Write out every line below that includes the word "trading".

Items listed in a dataset

:::::

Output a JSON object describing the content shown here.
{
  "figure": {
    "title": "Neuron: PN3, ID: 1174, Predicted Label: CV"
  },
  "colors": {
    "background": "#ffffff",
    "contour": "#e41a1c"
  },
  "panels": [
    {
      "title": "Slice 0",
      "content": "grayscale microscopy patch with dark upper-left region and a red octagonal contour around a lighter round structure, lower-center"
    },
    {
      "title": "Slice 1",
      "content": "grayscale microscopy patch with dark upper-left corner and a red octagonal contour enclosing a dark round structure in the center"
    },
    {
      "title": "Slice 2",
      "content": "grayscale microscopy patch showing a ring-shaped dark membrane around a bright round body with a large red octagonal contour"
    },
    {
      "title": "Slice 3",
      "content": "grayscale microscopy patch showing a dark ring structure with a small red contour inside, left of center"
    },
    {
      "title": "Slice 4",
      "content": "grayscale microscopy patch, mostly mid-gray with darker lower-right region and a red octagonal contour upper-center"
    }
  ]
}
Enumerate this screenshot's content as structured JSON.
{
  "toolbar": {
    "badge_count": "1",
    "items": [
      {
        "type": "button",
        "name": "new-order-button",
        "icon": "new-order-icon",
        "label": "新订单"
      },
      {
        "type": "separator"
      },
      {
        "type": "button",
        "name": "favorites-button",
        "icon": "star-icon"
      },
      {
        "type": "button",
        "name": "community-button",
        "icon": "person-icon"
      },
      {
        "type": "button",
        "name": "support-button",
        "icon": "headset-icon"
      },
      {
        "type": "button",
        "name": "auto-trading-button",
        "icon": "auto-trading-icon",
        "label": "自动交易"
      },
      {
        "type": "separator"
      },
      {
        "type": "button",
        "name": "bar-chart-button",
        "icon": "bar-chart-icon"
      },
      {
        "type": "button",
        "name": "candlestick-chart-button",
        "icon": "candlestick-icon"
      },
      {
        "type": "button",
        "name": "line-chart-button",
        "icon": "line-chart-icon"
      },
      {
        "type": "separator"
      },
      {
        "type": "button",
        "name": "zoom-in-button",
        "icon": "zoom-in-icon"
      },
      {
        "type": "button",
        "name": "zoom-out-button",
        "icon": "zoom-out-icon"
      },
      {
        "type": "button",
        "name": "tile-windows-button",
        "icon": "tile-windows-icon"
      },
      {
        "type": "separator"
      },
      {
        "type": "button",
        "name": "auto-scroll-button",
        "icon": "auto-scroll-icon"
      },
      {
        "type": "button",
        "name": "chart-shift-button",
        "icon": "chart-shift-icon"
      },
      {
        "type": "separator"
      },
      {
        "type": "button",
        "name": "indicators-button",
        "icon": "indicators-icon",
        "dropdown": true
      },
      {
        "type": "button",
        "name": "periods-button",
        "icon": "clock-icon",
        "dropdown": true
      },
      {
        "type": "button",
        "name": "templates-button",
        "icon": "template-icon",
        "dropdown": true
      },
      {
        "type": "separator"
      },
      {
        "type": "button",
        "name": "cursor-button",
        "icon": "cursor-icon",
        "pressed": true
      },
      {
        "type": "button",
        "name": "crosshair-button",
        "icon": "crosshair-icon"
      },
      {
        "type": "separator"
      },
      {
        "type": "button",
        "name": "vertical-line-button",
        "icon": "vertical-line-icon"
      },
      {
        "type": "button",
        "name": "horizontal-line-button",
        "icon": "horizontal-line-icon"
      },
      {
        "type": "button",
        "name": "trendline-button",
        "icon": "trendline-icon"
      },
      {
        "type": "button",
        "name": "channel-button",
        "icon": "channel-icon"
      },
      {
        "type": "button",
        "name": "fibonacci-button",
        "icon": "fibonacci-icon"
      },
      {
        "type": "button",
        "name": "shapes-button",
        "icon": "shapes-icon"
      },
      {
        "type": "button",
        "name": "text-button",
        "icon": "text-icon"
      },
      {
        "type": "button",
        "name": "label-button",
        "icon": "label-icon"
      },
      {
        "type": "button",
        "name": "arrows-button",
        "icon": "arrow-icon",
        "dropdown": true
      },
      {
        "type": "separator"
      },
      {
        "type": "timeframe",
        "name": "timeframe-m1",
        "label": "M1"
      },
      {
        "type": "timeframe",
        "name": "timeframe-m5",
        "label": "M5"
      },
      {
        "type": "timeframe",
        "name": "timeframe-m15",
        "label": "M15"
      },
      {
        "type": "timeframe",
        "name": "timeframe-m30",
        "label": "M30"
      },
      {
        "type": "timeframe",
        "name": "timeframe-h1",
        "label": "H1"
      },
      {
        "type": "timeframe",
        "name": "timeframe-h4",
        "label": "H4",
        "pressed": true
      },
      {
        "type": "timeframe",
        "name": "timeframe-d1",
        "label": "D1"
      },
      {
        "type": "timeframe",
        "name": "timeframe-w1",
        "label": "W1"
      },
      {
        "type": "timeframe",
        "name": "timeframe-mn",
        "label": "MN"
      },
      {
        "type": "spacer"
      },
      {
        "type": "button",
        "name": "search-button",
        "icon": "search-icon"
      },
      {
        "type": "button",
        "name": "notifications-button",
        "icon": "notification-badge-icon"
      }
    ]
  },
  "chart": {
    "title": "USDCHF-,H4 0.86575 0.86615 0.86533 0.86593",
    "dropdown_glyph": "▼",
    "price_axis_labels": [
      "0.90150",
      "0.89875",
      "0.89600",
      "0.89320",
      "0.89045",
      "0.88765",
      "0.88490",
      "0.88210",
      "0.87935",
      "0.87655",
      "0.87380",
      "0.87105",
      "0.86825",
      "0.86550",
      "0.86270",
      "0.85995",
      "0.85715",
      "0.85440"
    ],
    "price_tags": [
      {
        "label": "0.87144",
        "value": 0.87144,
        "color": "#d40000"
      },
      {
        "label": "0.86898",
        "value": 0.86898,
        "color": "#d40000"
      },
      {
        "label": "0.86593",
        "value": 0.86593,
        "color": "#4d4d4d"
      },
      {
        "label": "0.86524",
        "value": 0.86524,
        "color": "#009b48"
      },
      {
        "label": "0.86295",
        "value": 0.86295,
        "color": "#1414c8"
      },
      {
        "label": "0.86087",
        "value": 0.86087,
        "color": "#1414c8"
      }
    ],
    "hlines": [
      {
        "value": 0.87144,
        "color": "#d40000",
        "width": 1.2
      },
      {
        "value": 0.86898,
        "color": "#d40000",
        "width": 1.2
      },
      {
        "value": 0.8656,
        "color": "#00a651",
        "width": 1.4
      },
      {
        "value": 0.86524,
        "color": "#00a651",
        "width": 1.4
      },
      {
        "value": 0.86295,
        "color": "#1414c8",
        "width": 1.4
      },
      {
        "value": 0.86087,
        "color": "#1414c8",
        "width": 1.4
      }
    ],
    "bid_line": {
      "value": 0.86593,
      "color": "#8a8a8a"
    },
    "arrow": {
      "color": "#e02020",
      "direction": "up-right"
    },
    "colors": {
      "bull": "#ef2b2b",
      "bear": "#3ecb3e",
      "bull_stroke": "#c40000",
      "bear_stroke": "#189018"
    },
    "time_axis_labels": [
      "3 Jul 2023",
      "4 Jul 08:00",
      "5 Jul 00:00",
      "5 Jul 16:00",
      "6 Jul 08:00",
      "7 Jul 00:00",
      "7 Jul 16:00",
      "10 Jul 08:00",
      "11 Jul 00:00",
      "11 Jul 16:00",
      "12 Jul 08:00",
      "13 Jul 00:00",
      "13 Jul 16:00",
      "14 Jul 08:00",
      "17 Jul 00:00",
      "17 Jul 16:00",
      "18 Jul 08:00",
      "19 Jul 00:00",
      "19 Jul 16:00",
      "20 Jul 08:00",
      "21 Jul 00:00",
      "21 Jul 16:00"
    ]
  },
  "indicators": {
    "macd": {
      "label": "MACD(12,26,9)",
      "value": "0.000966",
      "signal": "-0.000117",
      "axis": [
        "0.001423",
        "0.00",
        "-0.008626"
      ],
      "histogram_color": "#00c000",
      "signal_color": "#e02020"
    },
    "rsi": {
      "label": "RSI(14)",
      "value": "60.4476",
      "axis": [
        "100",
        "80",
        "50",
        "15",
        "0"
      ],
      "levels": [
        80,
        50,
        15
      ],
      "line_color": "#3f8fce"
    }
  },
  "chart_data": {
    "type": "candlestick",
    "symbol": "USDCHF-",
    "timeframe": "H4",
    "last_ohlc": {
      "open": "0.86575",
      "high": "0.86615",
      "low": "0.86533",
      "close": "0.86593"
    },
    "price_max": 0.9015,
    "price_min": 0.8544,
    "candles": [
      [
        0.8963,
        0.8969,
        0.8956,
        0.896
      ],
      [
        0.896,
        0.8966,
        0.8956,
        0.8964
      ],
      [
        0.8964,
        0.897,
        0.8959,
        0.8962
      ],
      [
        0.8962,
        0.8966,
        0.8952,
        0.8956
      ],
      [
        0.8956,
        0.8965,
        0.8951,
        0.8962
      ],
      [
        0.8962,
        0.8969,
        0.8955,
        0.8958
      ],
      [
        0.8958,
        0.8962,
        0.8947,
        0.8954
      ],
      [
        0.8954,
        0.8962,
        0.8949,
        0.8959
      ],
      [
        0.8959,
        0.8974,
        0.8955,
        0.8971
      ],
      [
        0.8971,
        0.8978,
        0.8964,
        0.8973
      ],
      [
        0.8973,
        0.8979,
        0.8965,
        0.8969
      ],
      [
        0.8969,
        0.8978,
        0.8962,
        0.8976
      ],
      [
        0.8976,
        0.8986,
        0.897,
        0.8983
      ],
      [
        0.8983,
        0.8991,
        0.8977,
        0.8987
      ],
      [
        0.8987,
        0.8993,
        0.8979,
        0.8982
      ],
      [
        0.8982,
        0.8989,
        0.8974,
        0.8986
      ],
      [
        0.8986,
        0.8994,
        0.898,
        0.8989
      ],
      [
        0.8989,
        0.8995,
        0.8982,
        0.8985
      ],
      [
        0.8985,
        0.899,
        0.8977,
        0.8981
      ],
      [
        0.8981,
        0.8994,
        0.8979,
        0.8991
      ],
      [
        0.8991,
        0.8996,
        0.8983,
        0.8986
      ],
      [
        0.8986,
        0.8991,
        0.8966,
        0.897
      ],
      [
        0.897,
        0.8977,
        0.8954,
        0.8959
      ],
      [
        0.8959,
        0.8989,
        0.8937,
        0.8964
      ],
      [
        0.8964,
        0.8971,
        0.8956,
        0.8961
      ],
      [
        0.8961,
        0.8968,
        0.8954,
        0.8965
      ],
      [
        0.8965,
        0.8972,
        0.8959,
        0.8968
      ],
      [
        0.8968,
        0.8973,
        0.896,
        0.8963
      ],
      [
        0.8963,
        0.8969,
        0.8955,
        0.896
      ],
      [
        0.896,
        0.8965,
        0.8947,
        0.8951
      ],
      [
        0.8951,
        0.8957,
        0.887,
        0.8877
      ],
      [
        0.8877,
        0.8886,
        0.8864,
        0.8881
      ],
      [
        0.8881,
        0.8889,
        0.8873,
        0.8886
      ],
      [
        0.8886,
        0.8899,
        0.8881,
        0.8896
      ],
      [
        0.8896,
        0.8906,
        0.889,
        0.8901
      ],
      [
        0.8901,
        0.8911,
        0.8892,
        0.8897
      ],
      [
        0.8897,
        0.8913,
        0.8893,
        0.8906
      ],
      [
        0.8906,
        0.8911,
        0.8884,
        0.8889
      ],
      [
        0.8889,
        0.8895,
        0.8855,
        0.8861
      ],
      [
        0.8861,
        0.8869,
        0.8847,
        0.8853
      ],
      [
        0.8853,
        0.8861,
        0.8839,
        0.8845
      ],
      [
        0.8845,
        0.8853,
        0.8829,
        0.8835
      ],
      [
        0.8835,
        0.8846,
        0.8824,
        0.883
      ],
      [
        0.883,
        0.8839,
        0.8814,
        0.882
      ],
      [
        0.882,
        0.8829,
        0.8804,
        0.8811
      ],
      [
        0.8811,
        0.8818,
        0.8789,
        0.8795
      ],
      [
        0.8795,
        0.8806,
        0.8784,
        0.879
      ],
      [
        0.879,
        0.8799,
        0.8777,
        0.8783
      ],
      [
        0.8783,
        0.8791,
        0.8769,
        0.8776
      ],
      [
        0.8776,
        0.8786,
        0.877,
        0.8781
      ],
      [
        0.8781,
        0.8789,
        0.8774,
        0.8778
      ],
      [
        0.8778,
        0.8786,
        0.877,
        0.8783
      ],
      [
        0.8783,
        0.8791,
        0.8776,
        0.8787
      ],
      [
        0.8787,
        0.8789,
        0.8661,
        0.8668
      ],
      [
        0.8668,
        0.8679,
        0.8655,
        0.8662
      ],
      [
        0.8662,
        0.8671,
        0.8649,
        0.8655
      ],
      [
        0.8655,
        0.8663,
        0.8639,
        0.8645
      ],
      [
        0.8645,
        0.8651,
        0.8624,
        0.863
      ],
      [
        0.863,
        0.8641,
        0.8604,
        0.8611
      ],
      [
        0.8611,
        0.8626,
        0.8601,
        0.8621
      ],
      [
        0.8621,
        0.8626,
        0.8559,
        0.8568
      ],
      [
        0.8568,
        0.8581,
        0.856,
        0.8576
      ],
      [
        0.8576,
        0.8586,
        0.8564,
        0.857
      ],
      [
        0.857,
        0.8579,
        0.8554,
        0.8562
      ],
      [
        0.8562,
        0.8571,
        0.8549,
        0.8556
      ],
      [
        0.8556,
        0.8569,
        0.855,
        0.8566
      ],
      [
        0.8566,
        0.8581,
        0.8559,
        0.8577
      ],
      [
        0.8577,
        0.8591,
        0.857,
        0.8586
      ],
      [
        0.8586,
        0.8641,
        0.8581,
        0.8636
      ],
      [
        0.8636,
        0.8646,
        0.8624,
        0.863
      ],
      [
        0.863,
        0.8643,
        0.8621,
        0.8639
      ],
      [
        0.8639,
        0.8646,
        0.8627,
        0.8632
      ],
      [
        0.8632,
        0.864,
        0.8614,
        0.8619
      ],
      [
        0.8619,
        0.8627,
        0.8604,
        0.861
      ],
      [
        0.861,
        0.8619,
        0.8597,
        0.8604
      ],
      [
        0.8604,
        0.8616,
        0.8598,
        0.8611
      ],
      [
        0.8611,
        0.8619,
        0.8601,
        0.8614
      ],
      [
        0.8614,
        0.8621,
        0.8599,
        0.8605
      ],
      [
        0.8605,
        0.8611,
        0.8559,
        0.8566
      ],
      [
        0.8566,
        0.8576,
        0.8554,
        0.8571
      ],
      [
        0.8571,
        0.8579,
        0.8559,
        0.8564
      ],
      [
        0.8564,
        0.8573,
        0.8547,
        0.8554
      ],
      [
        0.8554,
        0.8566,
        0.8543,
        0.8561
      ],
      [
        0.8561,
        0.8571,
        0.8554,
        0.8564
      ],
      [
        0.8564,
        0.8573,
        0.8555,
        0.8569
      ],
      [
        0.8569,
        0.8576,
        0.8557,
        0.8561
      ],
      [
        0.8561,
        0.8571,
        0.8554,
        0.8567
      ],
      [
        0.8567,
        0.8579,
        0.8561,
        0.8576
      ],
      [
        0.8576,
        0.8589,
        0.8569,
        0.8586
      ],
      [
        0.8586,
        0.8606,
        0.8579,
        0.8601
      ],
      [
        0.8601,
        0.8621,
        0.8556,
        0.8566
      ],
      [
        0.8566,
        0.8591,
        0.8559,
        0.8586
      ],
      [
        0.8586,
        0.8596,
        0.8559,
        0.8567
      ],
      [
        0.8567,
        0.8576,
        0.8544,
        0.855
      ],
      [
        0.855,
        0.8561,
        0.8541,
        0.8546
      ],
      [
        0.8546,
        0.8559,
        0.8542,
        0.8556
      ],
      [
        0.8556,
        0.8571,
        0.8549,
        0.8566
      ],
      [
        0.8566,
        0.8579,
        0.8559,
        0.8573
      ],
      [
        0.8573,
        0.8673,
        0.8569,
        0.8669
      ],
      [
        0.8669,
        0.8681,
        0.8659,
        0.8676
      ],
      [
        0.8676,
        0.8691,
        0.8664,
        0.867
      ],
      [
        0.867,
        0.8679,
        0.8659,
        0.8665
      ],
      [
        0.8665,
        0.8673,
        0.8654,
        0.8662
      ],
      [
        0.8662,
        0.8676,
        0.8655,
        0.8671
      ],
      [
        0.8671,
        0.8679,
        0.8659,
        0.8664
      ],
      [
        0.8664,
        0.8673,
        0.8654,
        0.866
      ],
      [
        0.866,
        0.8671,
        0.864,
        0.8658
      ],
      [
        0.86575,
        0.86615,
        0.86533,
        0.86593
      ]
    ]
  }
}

:::::

> SOLUTION TO THE EXERCISE
        "name": "auto-trading-button",
        "icon": "auto-trading-icon",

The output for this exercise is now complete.